# Task instructions:
Tally the lines of the data that include the word "known" and state the total, nothing else.

# Supplied data:

-- -- --

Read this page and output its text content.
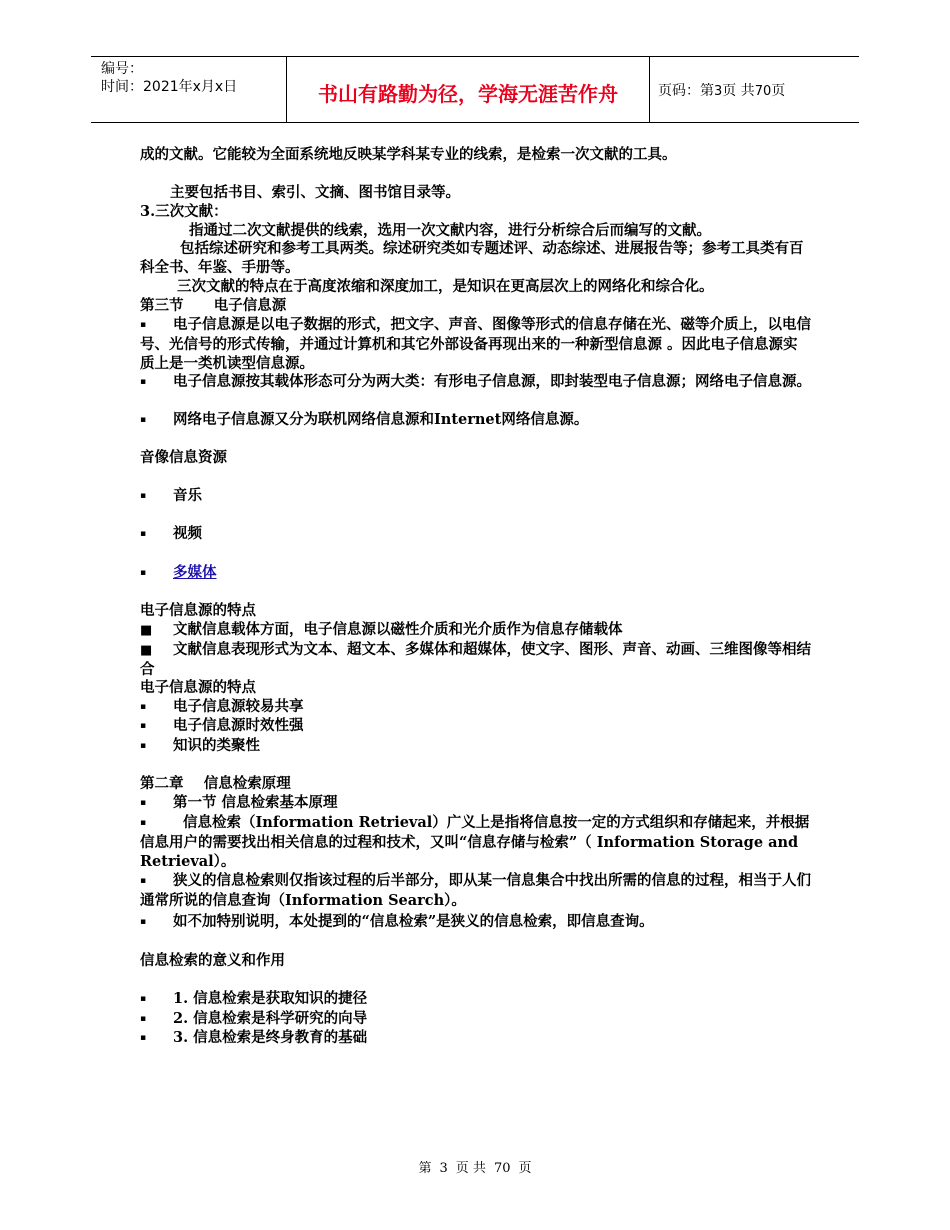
编号：
时间：2021年x月x日	书山有路勤为径，学海无涯苦作舟	页码：第3页 共70页
成的文献。它能较为全面系统地反映某学科某专业的线索，是检索一次文献的工具。
主要包括书目、索引、文摘、图书馆目录等。
3.三次文献：
指通过二次文献提供的线索，选用一次文献内容，进行分析综合后而编写的文献。
包括综述研究和参考工具两类。综述研究类如专题述评、动态综述、进展报告等；参考工具类有百科全书、年鉴、手册等。
三次文献的特点在于高度浓缩和深度加工，是知识在更高层次上的网络化和综合化。
第三节      电子信息源
▪ 电子信息源是以电子数据的形式，把文字、声音、图像等形式的信息存储在光、磁等介质上，以电信号、光信号的形式传输，并通过计算机和其它外部设备再现出来的一种新型信息源 。因此电子信息源实质上是一类机读型信息源。
▪ 电子信息源按其载体形态可分为两大类：有形电子信息源，即封装型电子信息源；网络电子信息源。
▪ 网络电子信息源又分为联机网络信息源和Internet网络信息源。
音像信息资源
▪ 音乐
▪ 视频
▪ 多媒体
电子信息源的特点
■ 文献信息载体方面，电子信息源以磁性介质和光介质作为信息存储载体
■ 文献信息表现形式为文本、超文本、多媒体和超媒体，使文字、图形、声音、动画、三维图像等相结合
电子信息源的特点
▪ 电子信息源较易共享
▪ 电子信息源时效性强
▪ 知识的类聚性
第二章    信息检索原理
▪ 第一节 信息检索基本原理
▪	信息检索（Information Retrieval）广义上是指将信息按一定的方式组织和存储起来，并根据信息用户的需要找出相关信息的过程和技术，又叫“信息存储与检索”（ Information Storage and Retrieval）。
▪ 狭义的信息检索则仅指该过程的后半部分，即从某一信息集合中找出所需的信息的过程，相当于人们通常所说的信息查询（Information Search）。
▪ 如不加特别说明，本处提到的“信息检索”是狭义的信息检索，即信息查询。
信息检索的意义和作用
▪ 1. 信息检索是获取知识的捷径
▪ 2. 信息检索是科学研究的向导
▪ 3. 信息检索是终身教育的基础
第 3 页 共 70 页
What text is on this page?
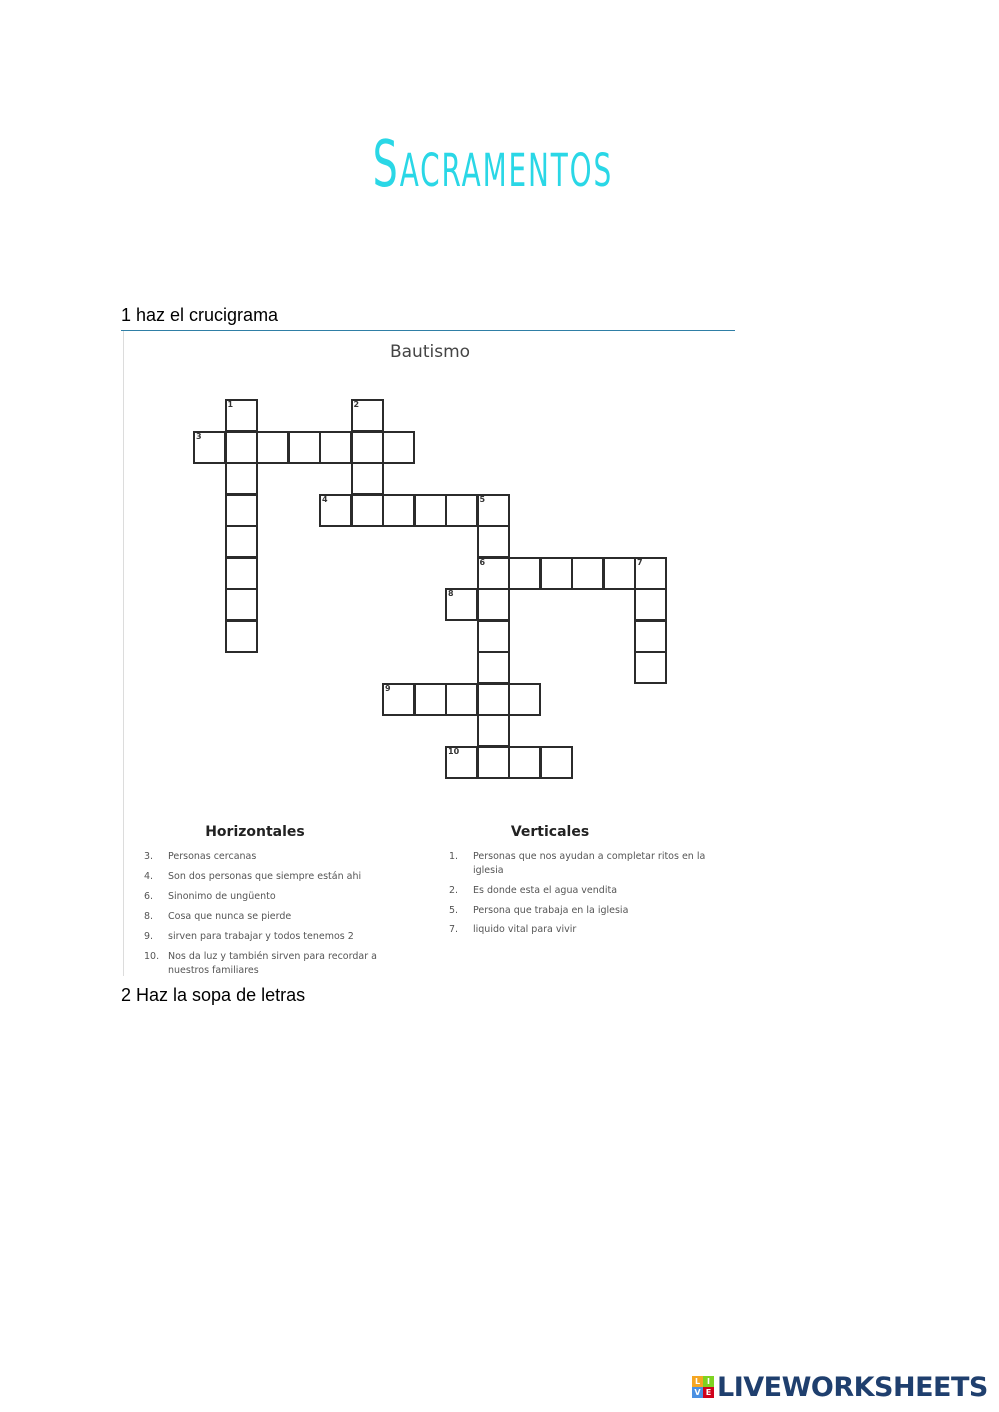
Sacramentos
1 haz el crucigrama
Bautismo
1	2
3
4	5
6	7
8
9
10
Horizontales	Verticales
3. Personas cercanas
4. Son dos personas que siempre están ahi
6. Sinonimo de ungüento
8. Cosa que nunca se pierde
9. sirven para trabajar y todos tenemos 2
10. Nos da luz y también sirven para recordar a nuestros familiares
1. Personas que nos ayudan a completar ritos en la iglesia
2. Es donde esta el agua vendita
5. Persona que trabaja en la iglesia
7. liquido vital para vivir
2 Haz la sopa de letras
L I
V E LIVEWORKSHEETS
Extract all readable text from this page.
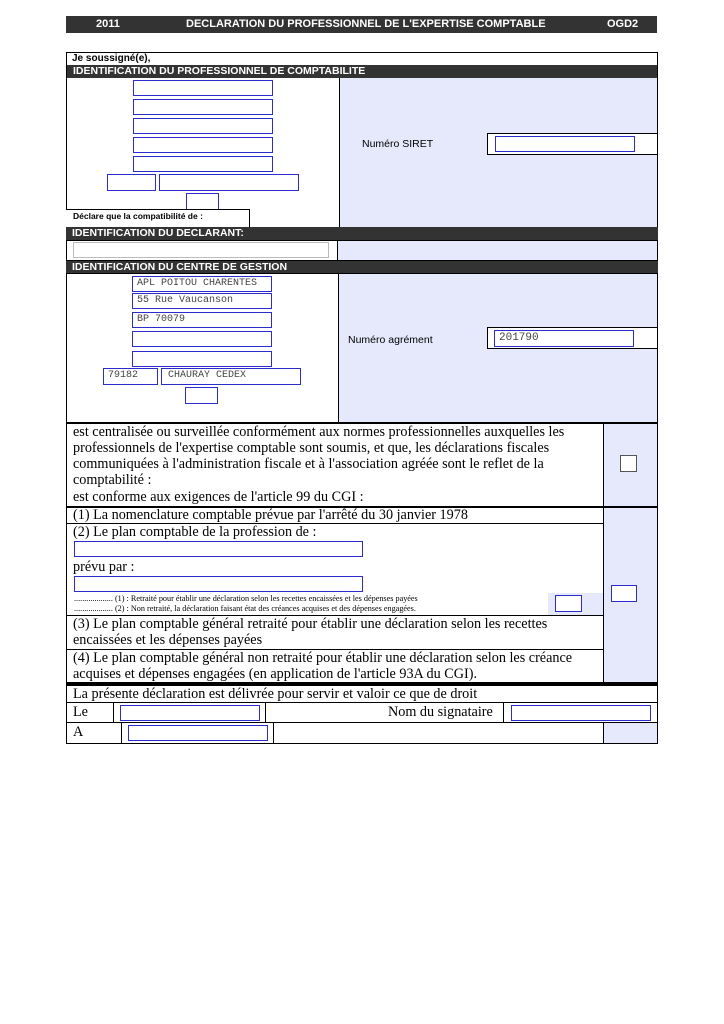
2011	DECLARATION DU PROFESSIONNEL DE L'EXPERTISE COMPTABLE	OGD2
Je soussigné(e),
IDENTIFICATION DU PROFESSIONNEL DE COMPTABILITE
Numéro SIRET
Déclare que la compatibilité de :
IDENTIFICATION DU DECLARANT:
IDENTIFICATION DU CENTRE DE GESTION
Numéro agrément	201790
APL POITOU CHARENTES
55 Rue Vaucanson
BP 70079
79182	CHAURAY CEDEX
est centralisée ou surveillée conformément aux normes professionnelles auxquelles les professionnels de l'expertise comptable sont soumis, et que, les déclarations fiscales communiquées à l'administration fiscale et à l'association agréée sont le reflet de la comptabilité :
est conforme aux exigences de l'article 99 du CGI :
(1) La nomenclature comptable prévue par l'arrêté du 30 janvier 1978
(2) Le plan comptable de la profession de :
prévu par :
................... (1) : Retraité pour établir une déclaration selon les recettes encaissées et les dépenses payées
................... (2) : Non retraité, la déclaration faisant état des créances acquises et des dépenses engagées.
(3) Le plan comptable général retraité pour établir une déclaration selon les recettes
encaissées et les dépenses payées
(4) Le plan comptable général non retraité pour établir une déclaration selon les créance
acquises et dépenses engagées (en application de l'article 93A du CGI).
La présente déclaration est délivrée pour servir et valoir ce que de droit
Le	Nom du signataire
A
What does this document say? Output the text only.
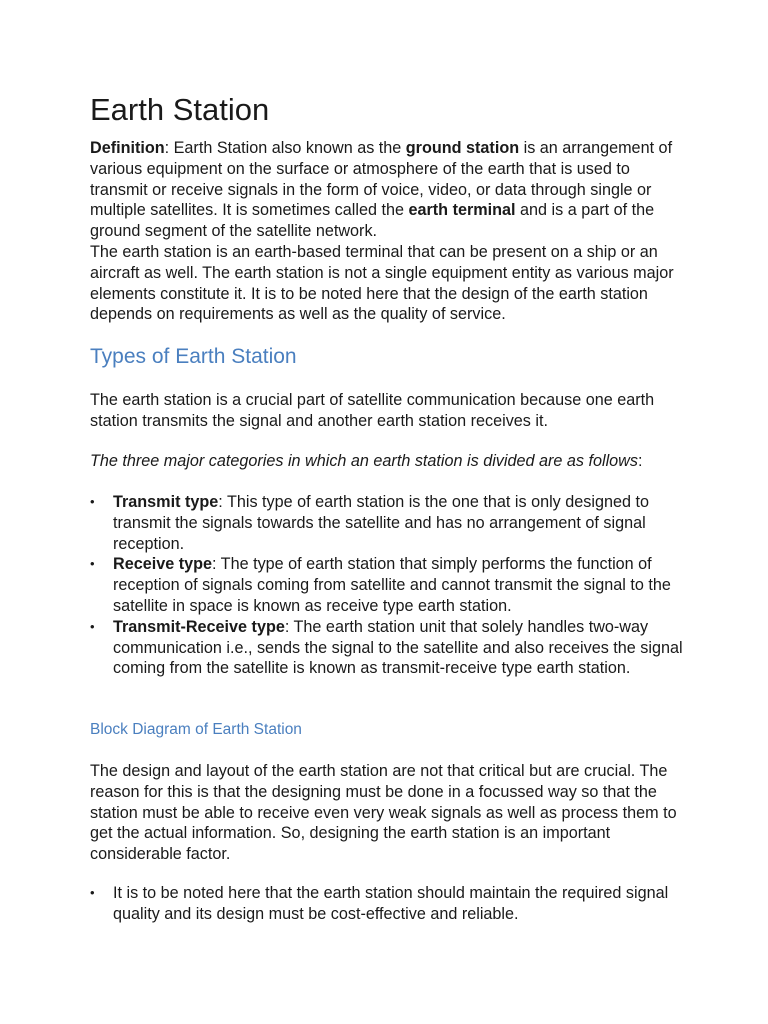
Earth Station

Definition: Earth Station also known as the ground station is an arrangement of various equipment on the surface or atmosphere of the earth that is used to transmit or receive signals in the form of voice, video, or data through single or multiple satellites. It is sometimes called the earth terminal and is a part of the ground segment of the satellite network.

The earth station is an earth-based terminal that can be present on a ship or an aircraft as well. The earth station is not a single equipment entity as various major elements constitute it. It is to be noted here that the design of the earth station depends on requirements as well as the quality of service.

Types of Earth Station

The earth station is a crucial part of satellite communication because one earth station transmits the signal and another earth station receives it.

The three major categories in which an earth station is divided are as follows:

• Transmit type: This type of earth station is the one that is only designed to transmit the signals towards the satellite and has no arrangement of signal reception.
• Receive type: The type of earth station that simply performs the function of reception of signals coming from satellite and cannot transmit the signal to the satellite in space is known as receive type earth station.
• Transmit-Receive type: The earth station unit that solely handles two-way communication i.e., sends the signal to the satellite and also receives the signal coming from the satellite is known as transmit-receive type earth station.
Block Diagram of Earth Station

The design and layout of the earth station are not that critical but are crucial. The reason for this is that the designing must be done in a focussed way so that the station must be able to receive even very weak signals as well as process them to get the actual information. So, designing the earth station is an important considerable factor.

• It is to be noted here that the earth station should maintain the required signal quality and its design must be cost-effective and reliable.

-- -- --

# Written reply:
3